__Work to do__: Pull every line with the word "January" out of the entries below.

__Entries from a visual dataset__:

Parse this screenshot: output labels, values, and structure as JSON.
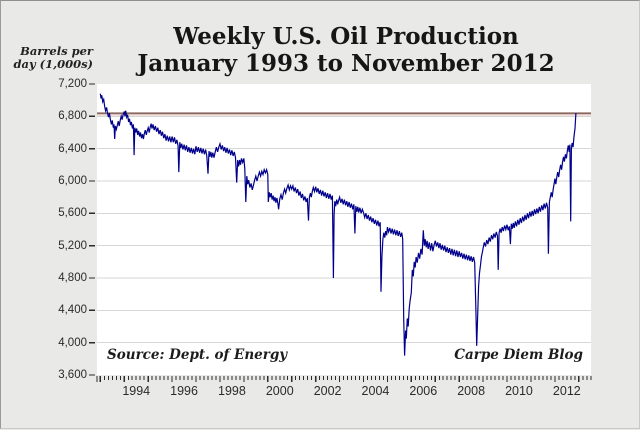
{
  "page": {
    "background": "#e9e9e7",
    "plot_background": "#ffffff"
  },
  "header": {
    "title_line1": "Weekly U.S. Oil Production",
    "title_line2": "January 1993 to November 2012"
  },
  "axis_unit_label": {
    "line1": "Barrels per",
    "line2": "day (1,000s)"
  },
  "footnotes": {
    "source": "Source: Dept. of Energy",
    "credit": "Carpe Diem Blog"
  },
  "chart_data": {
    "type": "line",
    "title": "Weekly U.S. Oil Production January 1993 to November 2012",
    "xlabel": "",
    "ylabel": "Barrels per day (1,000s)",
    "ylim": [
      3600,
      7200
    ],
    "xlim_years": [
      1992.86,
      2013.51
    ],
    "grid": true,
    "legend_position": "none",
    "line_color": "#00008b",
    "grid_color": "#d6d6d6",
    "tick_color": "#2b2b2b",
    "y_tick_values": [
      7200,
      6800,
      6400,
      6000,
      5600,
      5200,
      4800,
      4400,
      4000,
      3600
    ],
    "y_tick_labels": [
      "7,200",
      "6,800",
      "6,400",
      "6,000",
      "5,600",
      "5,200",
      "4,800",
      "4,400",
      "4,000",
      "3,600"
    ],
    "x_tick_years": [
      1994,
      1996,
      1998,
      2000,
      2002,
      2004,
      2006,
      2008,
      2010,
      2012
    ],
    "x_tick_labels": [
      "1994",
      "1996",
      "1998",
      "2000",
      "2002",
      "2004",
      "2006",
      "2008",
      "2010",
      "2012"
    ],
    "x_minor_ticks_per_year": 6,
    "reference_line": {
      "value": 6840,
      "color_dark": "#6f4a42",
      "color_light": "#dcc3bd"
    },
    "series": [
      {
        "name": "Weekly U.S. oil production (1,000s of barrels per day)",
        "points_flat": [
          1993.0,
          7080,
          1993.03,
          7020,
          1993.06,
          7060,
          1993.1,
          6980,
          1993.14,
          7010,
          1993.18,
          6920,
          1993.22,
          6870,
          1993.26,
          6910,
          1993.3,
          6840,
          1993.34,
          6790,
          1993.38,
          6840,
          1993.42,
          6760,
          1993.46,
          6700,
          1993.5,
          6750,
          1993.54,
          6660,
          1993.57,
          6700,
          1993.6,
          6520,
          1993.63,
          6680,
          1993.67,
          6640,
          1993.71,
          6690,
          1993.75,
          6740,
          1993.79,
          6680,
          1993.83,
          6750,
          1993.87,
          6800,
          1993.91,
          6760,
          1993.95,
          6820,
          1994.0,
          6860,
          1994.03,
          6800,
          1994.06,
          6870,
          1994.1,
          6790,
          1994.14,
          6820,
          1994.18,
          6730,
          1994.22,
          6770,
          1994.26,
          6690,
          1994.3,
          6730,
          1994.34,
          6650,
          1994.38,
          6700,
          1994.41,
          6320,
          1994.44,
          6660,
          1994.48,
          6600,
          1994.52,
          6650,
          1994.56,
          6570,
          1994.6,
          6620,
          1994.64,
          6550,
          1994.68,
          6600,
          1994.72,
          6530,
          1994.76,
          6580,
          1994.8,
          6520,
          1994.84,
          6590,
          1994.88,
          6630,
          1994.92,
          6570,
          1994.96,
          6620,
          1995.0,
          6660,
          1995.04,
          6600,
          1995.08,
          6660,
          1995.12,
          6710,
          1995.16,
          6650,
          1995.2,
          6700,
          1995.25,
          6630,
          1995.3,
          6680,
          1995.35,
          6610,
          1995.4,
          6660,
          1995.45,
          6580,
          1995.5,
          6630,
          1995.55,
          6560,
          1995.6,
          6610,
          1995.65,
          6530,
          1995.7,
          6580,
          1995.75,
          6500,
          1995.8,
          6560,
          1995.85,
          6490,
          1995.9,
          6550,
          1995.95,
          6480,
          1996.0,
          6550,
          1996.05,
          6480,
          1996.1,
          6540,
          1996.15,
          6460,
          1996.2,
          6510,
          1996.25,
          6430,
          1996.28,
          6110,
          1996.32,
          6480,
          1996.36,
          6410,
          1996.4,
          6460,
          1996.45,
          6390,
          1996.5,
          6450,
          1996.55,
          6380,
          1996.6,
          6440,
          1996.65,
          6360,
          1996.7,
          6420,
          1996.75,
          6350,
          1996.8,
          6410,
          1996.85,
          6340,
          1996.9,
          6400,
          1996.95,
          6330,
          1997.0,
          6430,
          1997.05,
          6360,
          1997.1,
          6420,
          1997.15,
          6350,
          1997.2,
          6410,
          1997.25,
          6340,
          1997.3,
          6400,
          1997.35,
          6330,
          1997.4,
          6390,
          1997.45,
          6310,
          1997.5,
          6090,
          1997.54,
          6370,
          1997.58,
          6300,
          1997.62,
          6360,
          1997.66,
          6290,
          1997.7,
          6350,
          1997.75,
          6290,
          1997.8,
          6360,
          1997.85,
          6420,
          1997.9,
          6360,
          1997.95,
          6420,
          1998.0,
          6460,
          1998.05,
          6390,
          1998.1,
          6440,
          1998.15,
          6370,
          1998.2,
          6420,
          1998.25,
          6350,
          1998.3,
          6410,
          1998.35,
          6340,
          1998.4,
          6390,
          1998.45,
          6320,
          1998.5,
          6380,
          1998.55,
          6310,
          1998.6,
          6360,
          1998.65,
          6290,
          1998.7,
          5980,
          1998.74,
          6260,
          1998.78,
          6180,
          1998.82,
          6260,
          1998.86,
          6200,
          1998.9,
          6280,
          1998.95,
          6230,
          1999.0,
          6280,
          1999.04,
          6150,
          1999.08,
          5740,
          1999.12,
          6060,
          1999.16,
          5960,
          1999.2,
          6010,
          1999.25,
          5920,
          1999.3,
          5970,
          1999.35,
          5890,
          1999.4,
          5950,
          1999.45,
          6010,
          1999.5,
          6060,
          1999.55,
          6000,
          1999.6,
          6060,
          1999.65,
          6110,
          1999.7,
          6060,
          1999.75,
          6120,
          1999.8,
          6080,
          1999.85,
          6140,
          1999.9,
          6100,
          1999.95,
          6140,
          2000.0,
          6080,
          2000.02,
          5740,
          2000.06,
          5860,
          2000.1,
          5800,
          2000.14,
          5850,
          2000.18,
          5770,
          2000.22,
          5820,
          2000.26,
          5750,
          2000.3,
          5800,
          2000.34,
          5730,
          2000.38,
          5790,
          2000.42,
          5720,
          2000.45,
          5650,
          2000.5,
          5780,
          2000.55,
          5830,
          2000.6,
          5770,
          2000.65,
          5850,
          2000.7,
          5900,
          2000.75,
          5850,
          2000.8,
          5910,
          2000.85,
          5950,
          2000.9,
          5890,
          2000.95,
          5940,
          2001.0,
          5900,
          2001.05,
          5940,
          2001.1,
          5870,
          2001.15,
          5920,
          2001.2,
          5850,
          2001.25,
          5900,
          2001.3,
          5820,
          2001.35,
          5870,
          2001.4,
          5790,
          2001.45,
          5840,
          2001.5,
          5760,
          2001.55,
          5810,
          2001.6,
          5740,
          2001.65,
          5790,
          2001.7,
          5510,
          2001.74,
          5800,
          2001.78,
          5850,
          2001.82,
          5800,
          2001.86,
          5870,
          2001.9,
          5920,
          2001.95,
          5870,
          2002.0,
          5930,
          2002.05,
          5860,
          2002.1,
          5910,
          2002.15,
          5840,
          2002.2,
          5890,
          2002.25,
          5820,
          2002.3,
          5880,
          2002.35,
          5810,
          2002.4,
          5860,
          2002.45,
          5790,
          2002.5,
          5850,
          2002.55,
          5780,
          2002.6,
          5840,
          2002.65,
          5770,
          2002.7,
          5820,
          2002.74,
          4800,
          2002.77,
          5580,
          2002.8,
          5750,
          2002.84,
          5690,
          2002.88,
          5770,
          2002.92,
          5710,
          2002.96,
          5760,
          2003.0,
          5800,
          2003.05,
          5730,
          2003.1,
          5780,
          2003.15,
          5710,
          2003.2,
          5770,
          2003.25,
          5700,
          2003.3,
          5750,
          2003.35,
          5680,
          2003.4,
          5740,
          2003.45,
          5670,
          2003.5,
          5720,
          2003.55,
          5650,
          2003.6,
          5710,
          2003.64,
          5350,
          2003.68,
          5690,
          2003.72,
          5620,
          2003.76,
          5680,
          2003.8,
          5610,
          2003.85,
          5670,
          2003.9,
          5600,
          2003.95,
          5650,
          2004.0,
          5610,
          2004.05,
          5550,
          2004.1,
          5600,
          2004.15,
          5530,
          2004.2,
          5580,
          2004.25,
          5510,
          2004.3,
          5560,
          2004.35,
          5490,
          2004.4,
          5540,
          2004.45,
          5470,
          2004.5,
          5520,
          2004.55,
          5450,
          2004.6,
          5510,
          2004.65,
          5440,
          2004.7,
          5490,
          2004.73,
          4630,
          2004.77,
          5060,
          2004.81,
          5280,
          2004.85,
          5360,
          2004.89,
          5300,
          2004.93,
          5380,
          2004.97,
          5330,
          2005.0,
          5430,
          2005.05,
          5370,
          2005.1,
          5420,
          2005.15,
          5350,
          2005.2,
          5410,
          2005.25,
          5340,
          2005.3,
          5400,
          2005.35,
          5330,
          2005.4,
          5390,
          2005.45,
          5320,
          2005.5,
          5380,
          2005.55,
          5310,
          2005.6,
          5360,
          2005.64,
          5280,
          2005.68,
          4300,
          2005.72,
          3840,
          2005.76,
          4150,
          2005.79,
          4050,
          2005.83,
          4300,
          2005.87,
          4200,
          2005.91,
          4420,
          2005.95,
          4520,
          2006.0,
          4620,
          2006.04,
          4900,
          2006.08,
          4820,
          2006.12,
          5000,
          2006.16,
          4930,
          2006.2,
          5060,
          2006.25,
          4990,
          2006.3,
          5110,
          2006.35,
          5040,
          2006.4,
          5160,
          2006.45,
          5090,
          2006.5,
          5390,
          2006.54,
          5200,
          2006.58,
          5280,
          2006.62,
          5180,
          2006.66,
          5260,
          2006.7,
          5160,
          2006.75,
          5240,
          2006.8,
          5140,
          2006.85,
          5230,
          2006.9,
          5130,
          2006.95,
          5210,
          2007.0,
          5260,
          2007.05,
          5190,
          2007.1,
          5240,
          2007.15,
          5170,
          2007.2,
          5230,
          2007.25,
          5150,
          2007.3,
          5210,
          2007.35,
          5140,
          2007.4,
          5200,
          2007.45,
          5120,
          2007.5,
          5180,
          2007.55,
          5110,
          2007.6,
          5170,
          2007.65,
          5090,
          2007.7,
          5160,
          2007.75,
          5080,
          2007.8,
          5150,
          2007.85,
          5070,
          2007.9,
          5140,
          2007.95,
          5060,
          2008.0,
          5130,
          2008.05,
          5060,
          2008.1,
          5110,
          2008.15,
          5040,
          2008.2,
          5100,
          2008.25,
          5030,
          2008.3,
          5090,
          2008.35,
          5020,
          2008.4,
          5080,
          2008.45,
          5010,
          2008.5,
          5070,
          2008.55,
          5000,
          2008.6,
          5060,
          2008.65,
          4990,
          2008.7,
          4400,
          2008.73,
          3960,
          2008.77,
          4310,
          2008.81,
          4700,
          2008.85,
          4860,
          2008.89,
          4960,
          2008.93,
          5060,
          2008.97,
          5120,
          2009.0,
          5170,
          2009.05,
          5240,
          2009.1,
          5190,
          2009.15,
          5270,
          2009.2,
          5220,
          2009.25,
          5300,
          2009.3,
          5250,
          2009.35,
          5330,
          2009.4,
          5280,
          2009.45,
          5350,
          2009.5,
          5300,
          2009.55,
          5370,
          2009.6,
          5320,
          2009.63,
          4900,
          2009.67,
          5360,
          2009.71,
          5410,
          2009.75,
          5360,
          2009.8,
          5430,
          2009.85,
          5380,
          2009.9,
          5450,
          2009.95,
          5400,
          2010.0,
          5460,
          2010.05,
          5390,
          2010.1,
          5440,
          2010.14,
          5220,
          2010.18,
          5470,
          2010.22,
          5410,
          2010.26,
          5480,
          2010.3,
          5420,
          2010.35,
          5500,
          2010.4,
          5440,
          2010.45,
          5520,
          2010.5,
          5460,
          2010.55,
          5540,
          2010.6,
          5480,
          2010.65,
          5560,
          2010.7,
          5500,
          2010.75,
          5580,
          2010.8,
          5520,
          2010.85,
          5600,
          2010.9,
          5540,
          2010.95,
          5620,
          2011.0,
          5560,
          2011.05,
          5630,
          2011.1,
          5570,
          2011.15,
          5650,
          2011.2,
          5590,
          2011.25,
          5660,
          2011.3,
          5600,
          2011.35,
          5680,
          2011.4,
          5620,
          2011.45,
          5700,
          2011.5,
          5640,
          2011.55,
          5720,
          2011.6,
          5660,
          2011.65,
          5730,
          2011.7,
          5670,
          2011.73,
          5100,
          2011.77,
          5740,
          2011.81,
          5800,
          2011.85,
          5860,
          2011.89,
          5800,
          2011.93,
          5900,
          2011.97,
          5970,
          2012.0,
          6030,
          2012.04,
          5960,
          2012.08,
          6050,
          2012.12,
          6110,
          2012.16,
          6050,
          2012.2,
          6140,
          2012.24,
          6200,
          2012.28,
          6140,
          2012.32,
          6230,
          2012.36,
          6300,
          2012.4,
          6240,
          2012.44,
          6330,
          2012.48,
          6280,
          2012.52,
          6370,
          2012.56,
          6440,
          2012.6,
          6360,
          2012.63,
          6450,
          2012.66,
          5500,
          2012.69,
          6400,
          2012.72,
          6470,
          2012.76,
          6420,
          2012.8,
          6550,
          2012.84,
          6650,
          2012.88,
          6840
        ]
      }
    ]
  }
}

__Full response__:
    "title_line2": "January 1993 to November 2012"
    "title": "Weekly U.S. Oil Production January 1993 to November 2012",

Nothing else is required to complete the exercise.